--- BEGIN ---

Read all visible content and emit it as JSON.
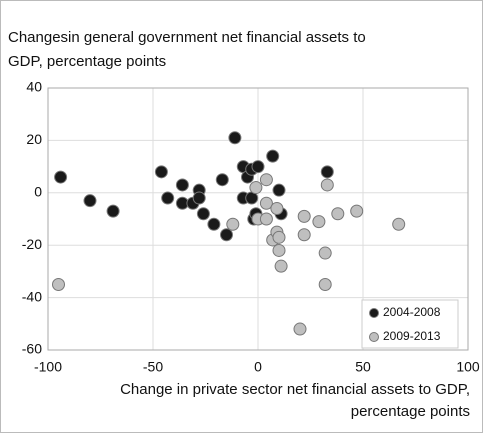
{
  "chart_data": {
    "type": "scatter",
    "title_lines": [
      "Changesin general government net financial assets to",
      "GDP, percentage points"
    ],
    "xlabel_lines": [
      "Change in private sector net financial assets to GDP,",
      "percentage points"
    ],
    "xlim": [
      -100,
      100
    ],
    "xticks": [
      -100,
      -50,
      0,
      50,
      100
    ],
    "ylim": [
      -60,
      40
    ],
    "yticks": [
      -60,
      -40,
      -20,
      0,
      20,
      40
    ],
    "grid": true,
    "legend": "lower right",
    "series": [
      {
        "name": "2004-2008",
        "color": "#1a1a1a",
        "x": [
          -94,
          -80,
          -69,
          -46,
          -43,
          -36,
          -36,
          -31,
          -28,
          -28,
          -26,
          -21,
          -17,
          -15,
          -11,
          -7,
          -5,
          -7,
          -3,
          -3,
          0,
          -2,
          -1,
          7,
          10,
          11,
          33
        ],
        "y": [
          6,
          -3,
          -7,
          8,
          -2,
          3,
          -4,
          -4,
          1,
          -2,
          -8,
          -12,
          5,
          -16,
          21,
          10,
          6,
          -2,
          -2,
          9,
          10,
          -10,
          -8,
          14,
          1,
          -8,
          8
        ]
      },
      {
        "name": "2009-2013",
        "color": "#bfbfbf",
        "x": [
          -95,
          -12,
          -1,
          0,
          4,
          4,
          4,
          7,
          9,
          9,
          10,
          10,
          11,
          22,
          22,
          29,
          33,
          32,
          32,
          38,
          47,
          20,
          67
        ],
        "y": [
          -35,
          -12,
          2,
          -10,
          5,
          -10,
          -4,
          -18,
          -6,
          -15,
          -22,
          -17,
          -28,
          -9,
          -16,
          -11,
          3,
          -23,
          -35,
          -8,
          -7,
          -52,
          -12
        ]
      }
    ]
  }
}
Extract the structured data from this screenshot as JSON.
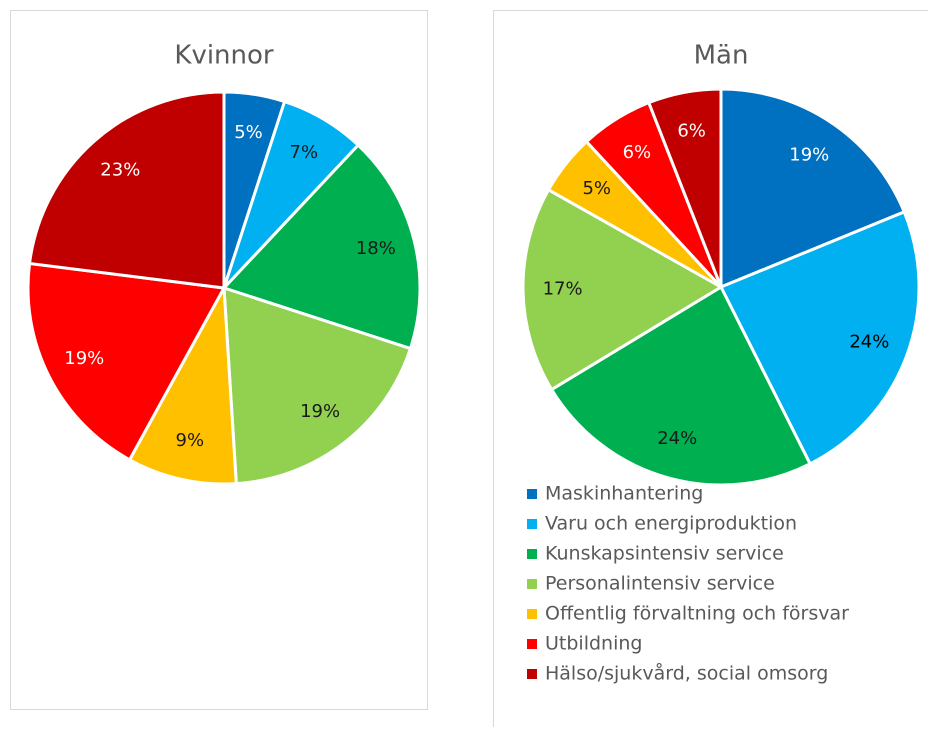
{
  "chart_data": [
    {
      "type": "pie",
      "title": "Kvinnor",
      "values": [
        5,
        7,
        18,
        19,
        9,
        19,
        23
      ],
      "value_labels": [
        "5%",
        "7%",
        "18%",
        "19%",
        "9%",
        "19%",
        "23%"
      ],
      "colors": [
        "#0070c0",
        "#00b0f0",
        "#00b050",
        "#92d050",
        "#ffc000",
        "#ff0000",
        "#c00000"
      ],
      "label_colors": [
        "#ffffff",
        "#1a1a1a",
        "#1a1a1a",
        "#1a1a1a",
        "#1a1a1a",
        "#ffffff",
        "#ffffff"
      ]
    },
    {
      "type": "pie",
      "title": "Män",
      "categories": [
        "Maskinhantering",
        "Varu och energiproduktion",
        "Kunskapsintensiv service",
        "Personalintensiv service",
        "Offentlig förvaltning och försvar",
        "Utbildning",
        "Hälso/sjukvård, social omsorg"
      ],
      "values": [
        19,
        24,
        24,
        17,
        5,
        6,
        6
      ],
      "value_labels": [
        "19%",
        "24%",
        "24%",
        "17%",
        "5%",
        "6%",
        "6%"
      ],
      "colors": [
        "#0070c0",
        "#00b0f0",
        "#00b050",
        "#92d050",
        "#ffc000",
        "#ff0000",
        "#c00000"
      ],
      "label_colors": [
        "#ffffff",
        "#000000",
        "#1a1a1a",
        "#1a1a1a",
        "#1a1a1a",
        "#ffffff",
        "#ffffff"
      ],
      "legend": "bottom"
    }
  ]
}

--- END ---

All of the entries above should be duplicated exactly, except for the pictures.

## Full output
Read all visible content and emit it as JSON.
{
  "chart_data": {
    "type": "scatter",
    "title_lines": [
      "Changesin general government net financial assets to",
      "GDP, percentage points"
    ],
    "xlabel_lines": [
      "Change in private sector net financial assets to GDP,",
      "percentage points"
    ],
    "xlim": [
      -100,
      100
    ],
    "xticks": [
      -100,
      -50,
      0,
      50,
      100
    ],
    "ylim": [
      -60,
      40
    ],
    "yticks": [
      -60,
      -40,
      -20,
      0,
      20,
      40
    ],
    "grid": true,
    "legend": "lower right",
    "series": [
      {
        "name": "2004-2008",
        "color": "#1a1a1a",
        "x": [
          -94,
          -80,
          -69,
          -46,
          -43,
          -36,
          -36,
          -31,
          -28,
          -28,
          -26,
          -21,
          -17,
          -15,
          -11,
          -7,
          -5,
          -7,
          -3,
          -3,
          0,
          -2,
          -1,
          7,
          10,
          11,
          33
        ],
        "y": [
          6,
          -3,
          -7,
          8,
          -2,
          3,
          -4,
          -4,
          1,
          -2,
          -8,
          -12,
          5,
          -16,
          21,
          10,
          6,
          -2,
          -2,
          9,
          10,
          -10,
          -8,
          14,
          1,
          -8,
          8
        ]
      },
      {
        "name": "2009-2013",
        "color": "#bfbfbf",
        "x": [
          -95,
          -12,
          -1,
          0,
          4,
          4,
          4,
          7,
          9,
          9,
          10,
          10,
          11,
          22,
          22,
          29,
          33,
          32,
          32,
          38,
          47,
          20,
          67
        ],
        "y": [
          -35,
          -12,
          2,
          -10,
          5,
          -10,
          -4,
          -18,
          -6,
          -15,
          -22,
          -17,
          -28,
          -9,
          -16,
          -11,
          3,
          -23,
          -35,
          -8,
          -7,
          -52,
          -12
        ]
      }
    ]
  }
}
Extract the structured data from this screenshot as JSON.
{
  "chart_data": [
    {
      "type": "pie",
      "title": "Kvinnor",
      "values": [
        5,
        7,
        18,
        19,
        9,
        19,
        23
      ],
      "value_labels": [
        "5%",
        "7%",
        "18%",
        "19%",
        "9%",
        "19%",
        "23%"
      ],
      "colors": [
        "#0070c0",
        "#00b0f0",
        "#00b050",
        "#92d050",
        "#ffc000",
        "#ff0000",
        "#c00000"
      ],
      "label_colors": [
        "#ffffff",
        "#1a1a1a",
        "#1a1a1a",
        "#1a1a1a",
        "#1a1a1a",
        "#ffffff",
        "#ffffff"
      ]
    },
    {
      "type": "pie",
      "title": "Män",
      "categories": [
        "Maskinhantering",
        "Varu och energiproduktion",
        "Kunskapsintensiv service",
        "Personalintensiv service",
        "Offentlig förvaltning och försvar",
        "Utbildning",
        "Hälso/sjukvård, social omsorg"
      ],
      "values": [
        19,
        24,
        24,
        17,
        5,
        6,
        6
      ],
      "value_labels": [
        "19%",
        "24%",
        "24%",
        "17%",
        "5%",
        "6%",
        "6%"
      ],
      "colors": [
        "#0070c0",
        "#00b0f0",
        "#00b050",
        "#92d050",
        "#ffc000",
        "#ff0000",
        "#c00000"
      ],
      "label_colors": [
        "#ffffff",
        "#000000",
        "#1a1a1a",
        "#1a1a1a",
        "#1a1a1a",
        "#ffffff",
        "#ffffff"
      ],
      "legend": "bottom"
    }
  ]
}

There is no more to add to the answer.